start Records to process

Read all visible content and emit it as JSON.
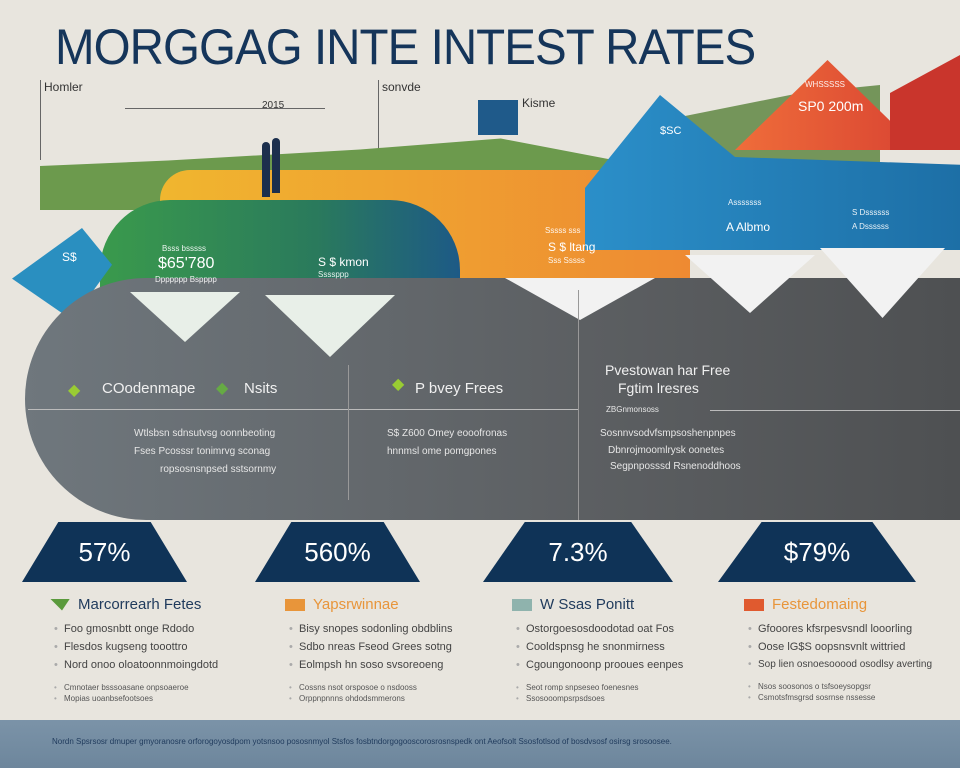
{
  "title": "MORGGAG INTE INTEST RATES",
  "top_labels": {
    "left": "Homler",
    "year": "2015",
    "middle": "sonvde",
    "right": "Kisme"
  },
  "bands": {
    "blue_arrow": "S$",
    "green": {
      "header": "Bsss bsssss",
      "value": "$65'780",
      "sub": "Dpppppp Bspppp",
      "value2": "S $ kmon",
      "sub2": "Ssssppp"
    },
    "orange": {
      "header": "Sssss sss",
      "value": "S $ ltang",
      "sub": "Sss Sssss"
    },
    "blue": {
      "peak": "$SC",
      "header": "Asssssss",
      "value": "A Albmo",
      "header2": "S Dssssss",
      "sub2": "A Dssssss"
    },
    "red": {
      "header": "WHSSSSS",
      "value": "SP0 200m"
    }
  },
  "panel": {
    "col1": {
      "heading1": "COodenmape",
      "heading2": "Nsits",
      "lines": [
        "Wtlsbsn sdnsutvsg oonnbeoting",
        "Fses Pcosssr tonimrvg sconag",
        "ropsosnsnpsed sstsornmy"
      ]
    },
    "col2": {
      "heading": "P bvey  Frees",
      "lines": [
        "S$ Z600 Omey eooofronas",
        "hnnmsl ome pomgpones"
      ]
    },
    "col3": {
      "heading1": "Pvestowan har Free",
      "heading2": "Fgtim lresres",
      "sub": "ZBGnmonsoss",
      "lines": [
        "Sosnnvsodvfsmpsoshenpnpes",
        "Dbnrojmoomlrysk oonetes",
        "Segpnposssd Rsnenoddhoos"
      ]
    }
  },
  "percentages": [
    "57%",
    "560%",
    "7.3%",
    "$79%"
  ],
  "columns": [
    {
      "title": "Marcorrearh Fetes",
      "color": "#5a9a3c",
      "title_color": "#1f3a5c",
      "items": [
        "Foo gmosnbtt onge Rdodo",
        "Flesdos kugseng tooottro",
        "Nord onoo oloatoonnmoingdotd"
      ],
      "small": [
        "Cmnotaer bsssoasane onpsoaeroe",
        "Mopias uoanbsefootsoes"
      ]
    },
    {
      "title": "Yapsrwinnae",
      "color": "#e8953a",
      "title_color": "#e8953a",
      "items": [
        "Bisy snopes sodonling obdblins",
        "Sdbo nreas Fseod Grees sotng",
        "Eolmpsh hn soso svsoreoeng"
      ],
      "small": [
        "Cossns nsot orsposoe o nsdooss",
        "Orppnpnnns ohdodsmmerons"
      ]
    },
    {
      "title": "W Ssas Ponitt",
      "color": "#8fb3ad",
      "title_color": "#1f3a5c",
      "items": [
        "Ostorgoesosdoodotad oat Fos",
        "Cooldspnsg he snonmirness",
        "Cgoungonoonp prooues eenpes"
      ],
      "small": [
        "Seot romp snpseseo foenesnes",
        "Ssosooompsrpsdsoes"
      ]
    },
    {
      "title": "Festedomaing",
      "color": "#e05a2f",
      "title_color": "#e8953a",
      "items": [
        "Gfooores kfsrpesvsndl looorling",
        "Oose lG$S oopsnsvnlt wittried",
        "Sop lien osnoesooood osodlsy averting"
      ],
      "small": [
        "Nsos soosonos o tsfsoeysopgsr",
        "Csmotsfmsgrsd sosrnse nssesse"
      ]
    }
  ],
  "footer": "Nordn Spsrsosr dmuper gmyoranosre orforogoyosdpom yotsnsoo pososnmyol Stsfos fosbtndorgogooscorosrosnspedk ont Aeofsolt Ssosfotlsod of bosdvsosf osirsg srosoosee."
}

end Records to process
start Records to process

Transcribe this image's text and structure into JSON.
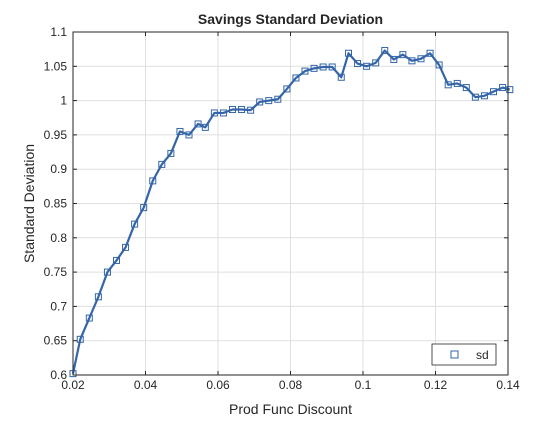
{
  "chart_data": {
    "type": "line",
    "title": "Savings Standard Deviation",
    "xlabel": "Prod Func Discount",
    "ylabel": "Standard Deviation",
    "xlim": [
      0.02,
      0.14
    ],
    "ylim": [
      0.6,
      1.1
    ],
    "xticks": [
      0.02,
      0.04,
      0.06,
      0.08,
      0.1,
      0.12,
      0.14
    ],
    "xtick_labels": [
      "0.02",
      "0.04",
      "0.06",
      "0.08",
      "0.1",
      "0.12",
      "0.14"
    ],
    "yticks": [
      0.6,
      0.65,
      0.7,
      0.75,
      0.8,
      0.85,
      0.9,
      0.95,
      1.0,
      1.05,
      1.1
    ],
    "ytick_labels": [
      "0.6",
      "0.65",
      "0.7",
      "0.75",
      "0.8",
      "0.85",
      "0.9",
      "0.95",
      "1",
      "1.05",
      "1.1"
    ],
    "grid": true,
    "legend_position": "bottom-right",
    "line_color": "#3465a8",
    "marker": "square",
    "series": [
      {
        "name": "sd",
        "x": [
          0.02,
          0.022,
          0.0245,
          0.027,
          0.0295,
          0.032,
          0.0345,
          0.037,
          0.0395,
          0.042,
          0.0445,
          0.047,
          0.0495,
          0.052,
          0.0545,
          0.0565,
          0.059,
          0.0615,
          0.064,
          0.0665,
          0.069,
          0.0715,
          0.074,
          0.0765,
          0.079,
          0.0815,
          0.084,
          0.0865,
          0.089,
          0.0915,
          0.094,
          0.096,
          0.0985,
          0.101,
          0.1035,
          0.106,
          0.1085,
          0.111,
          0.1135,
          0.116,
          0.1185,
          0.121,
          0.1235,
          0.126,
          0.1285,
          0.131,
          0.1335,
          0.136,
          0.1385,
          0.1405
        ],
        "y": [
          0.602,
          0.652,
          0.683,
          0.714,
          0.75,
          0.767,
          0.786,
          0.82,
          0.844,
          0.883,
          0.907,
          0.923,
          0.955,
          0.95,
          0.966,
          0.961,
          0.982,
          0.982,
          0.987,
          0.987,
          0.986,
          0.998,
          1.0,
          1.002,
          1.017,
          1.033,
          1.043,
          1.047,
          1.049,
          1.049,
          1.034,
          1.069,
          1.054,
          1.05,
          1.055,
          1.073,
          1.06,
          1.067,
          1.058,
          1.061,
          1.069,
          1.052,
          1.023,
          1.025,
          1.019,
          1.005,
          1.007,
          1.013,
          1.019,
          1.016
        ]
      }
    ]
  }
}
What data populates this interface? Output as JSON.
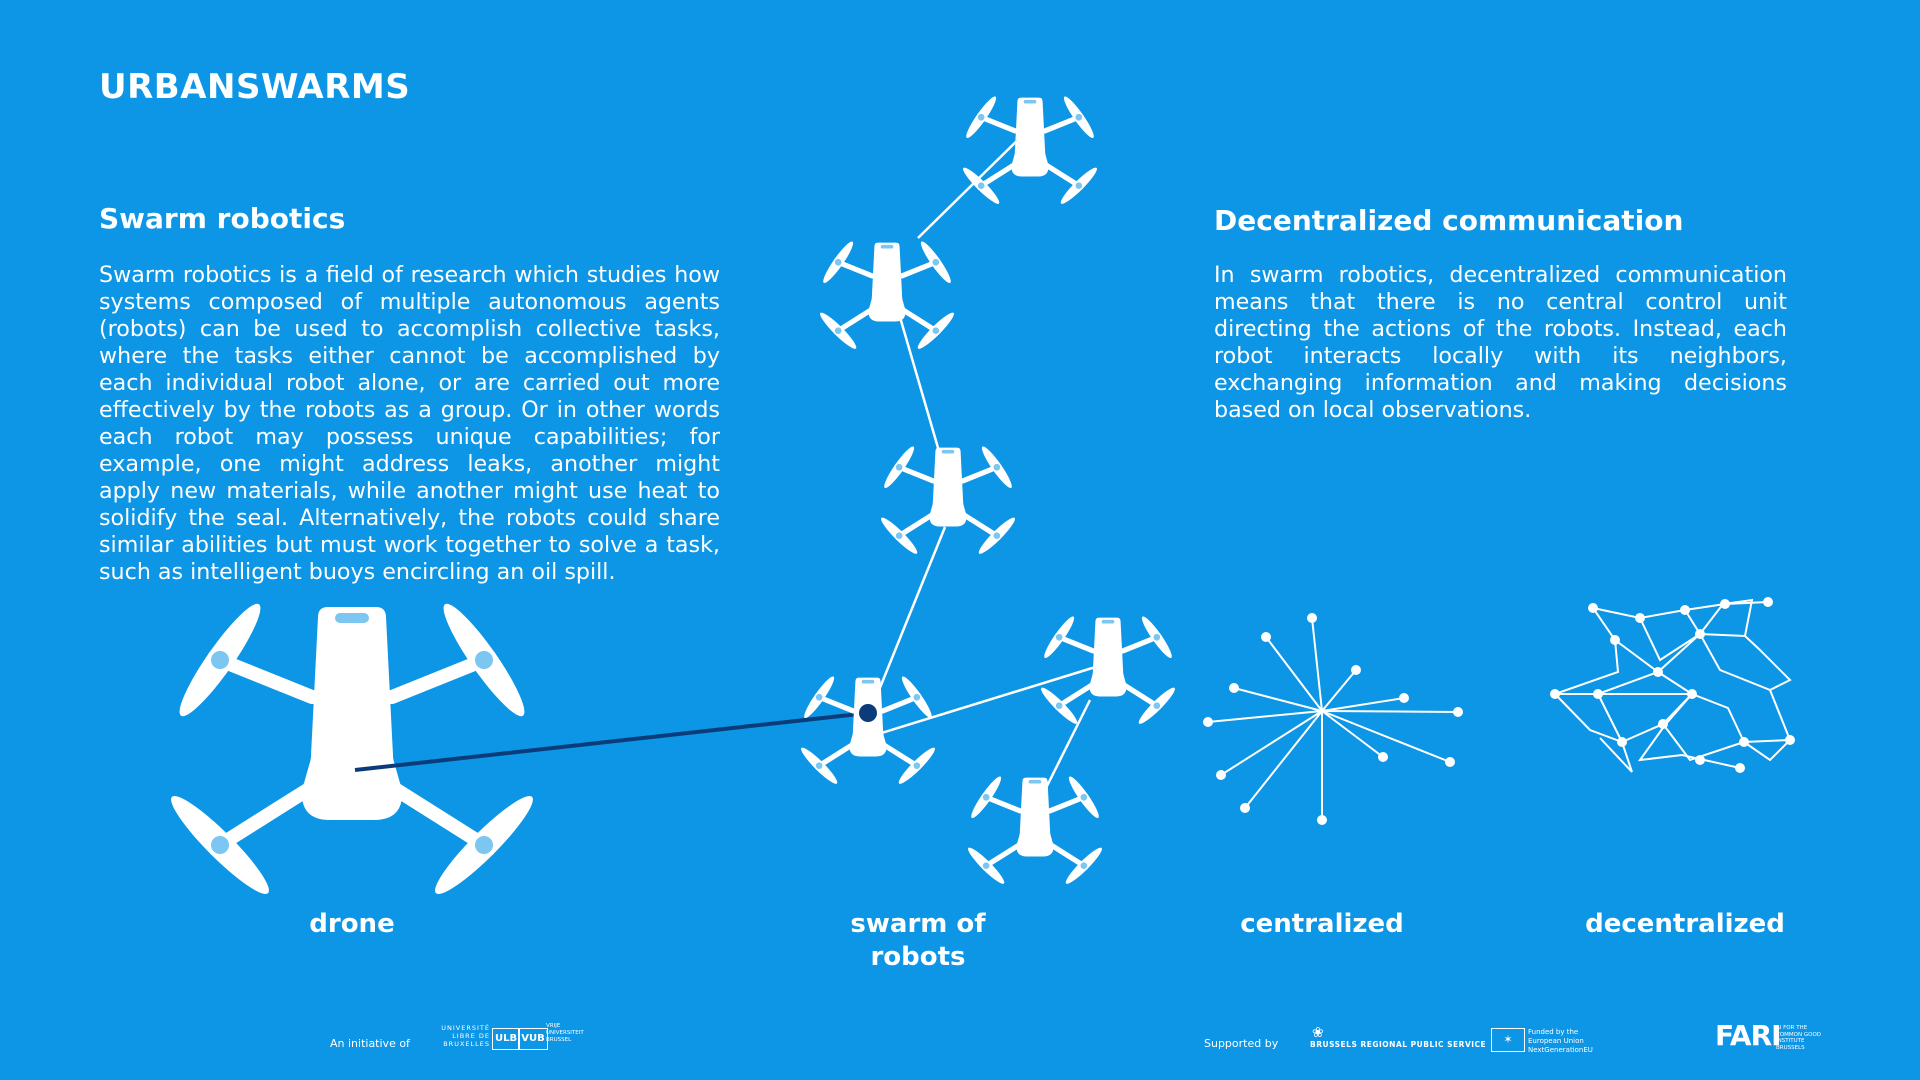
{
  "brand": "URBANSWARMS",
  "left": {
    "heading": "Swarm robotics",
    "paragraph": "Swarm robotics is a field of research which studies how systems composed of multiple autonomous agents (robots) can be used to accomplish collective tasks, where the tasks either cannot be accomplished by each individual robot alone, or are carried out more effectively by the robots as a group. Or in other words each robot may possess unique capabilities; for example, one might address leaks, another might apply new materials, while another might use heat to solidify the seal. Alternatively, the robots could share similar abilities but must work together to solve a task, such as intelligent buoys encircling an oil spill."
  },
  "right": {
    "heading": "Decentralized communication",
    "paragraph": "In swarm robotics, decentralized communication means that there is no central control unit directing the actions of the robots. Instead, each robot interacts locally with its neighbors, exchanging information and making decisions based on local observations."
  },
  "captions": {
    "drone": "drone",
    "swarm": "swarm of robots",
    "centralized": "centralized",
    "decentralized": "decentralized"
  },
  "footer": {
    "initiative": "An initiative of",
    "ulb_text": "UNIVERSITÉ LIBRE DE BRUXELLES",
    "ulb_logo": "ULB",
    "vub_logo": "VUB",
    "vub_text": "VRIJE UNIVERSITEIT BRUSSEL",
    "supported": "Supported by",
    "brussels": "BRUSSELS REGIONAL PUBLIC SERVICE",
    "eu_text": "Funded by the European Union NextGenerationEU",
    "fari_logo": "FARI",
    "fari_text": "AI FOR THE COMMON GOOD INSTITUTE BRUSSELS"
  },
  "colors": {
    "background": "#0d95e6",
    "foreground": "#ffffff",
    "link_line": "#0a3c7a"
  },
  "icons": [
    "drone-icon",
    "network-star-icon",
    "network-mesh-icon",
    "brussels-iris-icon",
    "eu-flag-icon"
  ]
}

end Records to process
start Records to process

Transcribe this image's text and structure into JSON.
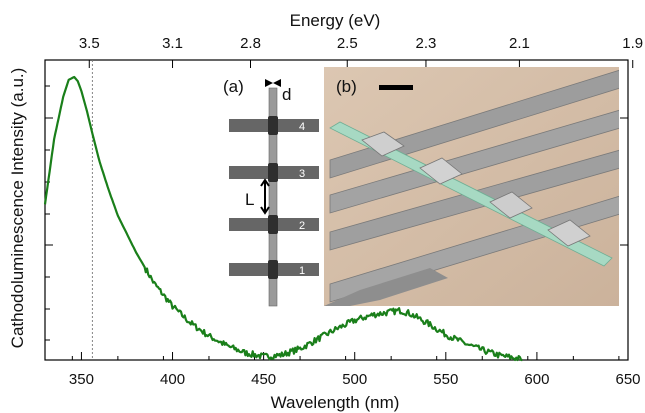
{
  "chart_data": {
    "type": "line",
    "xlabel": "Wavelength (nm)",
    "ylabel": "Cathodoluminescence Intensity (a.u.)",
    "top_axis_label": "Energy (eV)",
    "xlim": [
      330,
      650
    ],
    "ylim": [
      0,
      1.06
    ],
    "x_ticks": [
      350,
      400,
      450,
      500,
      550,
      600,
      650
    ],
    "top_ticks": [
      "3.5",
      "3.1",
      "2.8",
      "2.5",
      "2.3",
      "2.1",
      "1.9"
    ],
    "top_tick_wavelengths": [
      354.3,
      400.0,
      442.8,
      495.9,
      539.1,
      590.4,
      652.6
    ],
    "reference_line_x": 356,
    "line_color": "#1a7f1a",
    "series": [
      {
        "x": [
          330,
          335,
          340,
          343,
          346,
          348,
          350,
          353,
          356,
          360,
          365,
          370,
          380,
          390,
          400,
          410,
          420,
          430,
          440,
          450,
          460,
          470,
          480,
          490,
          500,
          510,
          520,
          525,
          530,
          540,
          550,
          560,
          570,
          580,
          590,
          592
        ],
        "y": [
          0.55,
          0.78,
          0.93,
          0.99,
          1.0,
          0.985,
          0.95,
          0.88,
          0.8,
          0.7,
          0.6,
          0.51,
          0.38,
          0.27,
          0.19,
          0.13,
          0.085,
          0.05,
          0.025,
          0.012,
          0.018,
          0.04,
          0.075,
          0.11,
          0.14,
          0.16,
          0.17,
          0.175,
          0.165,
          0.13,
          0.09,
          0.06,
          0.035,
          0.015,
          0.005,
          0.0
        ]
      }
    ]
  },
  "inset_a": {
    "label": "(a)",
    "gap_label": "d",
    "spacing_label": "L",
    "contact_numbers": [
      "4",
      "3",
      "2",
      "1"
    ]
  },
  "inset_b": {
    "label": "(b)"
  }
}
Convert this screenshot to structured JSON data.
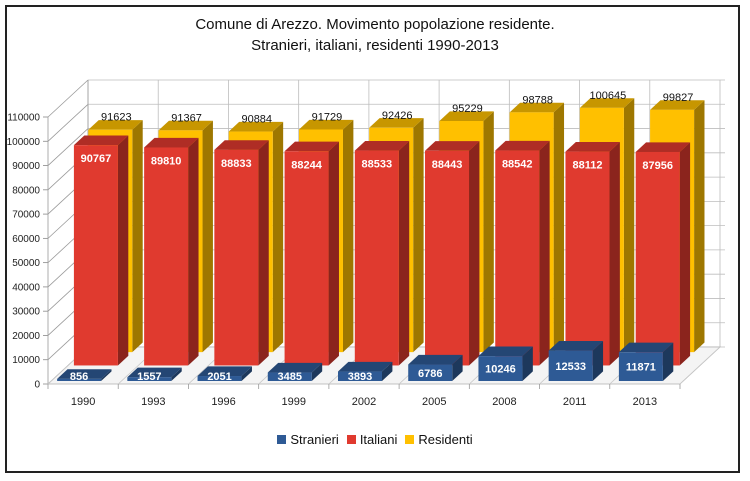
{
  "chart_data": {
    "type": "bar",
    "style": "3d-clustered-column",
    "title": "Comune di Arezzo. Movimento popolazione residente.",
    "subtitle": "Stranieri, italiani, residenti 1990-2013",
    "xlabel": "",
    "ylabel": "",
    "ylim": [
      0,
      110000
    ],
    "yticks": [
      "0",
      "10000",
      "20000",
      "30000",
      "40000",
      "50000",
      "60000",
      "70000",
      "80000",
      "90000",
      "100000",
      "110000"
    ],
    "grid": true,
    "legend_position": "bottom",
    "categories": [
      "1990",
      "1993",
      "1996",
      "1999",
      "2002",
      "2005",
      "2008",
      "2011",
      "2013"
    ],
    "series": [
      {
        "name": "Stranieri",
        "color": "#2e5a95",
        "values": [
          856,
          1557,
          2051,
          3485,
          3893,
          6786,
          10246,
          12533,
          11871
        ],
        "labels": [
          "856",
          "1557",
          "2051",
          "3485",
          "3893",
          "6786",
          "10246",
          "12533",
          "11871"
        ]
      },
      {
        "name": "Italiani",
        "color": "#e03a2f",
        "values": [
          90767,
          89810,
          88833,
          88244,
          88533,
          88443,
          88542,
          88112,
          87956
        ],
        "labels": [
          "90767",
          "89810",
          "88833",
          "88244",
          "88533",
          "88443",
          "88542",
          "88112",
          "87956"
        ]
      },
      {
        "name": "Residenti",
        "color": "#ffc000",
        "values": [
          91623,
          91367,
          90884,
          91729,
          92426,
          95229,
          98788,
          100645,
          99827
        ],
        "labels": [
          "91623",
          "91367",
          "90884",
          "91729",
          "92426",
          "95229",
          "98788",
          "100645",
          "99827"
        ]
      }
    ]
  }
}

end Records to process

[Objective] Look through the data above. Copy every line with the string "robotics" in it.

[Response to the exercise]
    "heading": "Swarm robotics",
    "paragraph": "Swarm robotics is a field of research which studies how systems composed of multiple autonomous agents (robots) can be used to accomplish collective tasks, where the tasks either cannot be accomplished by each individual robot alone, or are carried out more effectively by the robots as a group. Or in other words each robot may possess unique capabilities; for example, one might address leaks, another might apply new materials, while another might use heat to solidify the seal. Alternatively, the robots could share similar abilities but must work together to solve a task, such as intelligent buoys encircling an oil spill."
    "paragraph": "In swarm robotics, decentralized communication means that there is no central control unit directing the actions of the robots. Instead, each robot interacts locally with its neighbors, exchanging information and making decisions based on local observations."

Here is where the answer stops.